-- BEGIN Data provided --

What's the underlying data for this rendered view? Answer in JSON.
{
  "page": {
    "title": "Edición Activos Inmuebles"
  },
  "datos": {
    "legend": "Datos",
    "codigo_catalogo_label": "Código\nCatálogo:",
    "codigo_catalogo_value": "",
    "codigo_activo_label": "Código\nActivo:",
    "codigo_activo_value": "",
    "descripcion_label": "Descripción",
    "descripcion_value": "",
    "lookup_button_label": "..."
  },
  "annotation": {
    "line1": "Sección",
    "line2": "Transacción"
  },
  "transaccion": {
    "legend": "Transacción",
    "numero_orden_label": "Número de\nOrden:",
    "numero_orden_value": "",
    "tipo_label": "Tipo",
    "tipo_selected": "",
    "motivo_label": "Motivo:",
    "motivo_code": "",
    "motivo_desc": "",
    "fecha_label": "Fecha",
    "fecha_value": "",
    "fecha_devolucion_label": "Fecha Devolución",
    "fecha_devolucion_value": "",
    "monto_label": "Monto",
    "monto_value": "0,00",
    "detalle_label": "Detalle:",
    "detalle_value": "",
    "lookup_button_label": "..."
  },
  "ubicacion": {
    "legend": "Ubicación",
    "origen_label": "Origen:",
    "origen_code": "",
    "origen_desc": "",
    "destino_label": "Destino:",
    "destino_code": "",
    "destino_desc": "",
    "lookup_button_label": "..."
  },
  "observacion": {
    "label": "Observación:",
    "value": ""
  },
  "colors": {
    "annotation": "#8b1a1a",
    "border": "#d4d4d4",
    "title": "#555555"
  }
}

-- END Data provided --

Given task:
Write an exact transcription of every entry above.

Full output:
What's the underlying data for this rendered view? Answer in JSON.
{
  "page": {
    "title": "Edición Activos Inmuebles"
  },
  "datos": {
    "legend": "Datos",
    "codigo_catalogo_label": "Código\nCatálogo:",
    "codigo_catalogo_value": "",
    "codigo_activo_label": "Código\nActivo:",
    "codigo_activo_value": "",
    "descripcion_label": "Descripción",
    "descripcion_value": "",
    "lookup_button_label": "..."
  },
  "annotation": {
    "line1": "Sección",
    "line2": "Transacción"
  },
  "transaccion": {
    "legend": "Transacción",
    "numero_orden_label": "Número de\nOrden:",
    "numero_orden_value": "",
    "tipo_label": "Tipo",
    "tipo_selected": "",
    "motivo_label": "Motivo:",
    "motivo_code": "",
    "motivo_desc": "",
    "fecha_label": "Fecha",
    "fecha_value": "",
    "fecha_devolucion_label": "Fecha Devolución",
    "fecha_devolucion_value": "",
    "monto_label": "Monto",
    "monto_value": "0,00",
    "detalle_label": "Detalle:",
    "detalle_value": "",
    "lookup_button_label": "..."
  },
  "ubicacion": {
    "legend": "Ubicación",
    "origen_label": "Origen:",
    "origen_code": "",
    "origen_desc": "",
    "destino_label": "Destino:",
    "destino_code": "",
    "destino_desc": "",
    "lookup_button_label": "..."
  },
  "observacion": {
    "label": "Observación:",
    "value": ""
  },
  "colors": {
    "annotation": "#8b1a1a",
    "border": "#d4d4d4",
    "title": "#555555"
  }
}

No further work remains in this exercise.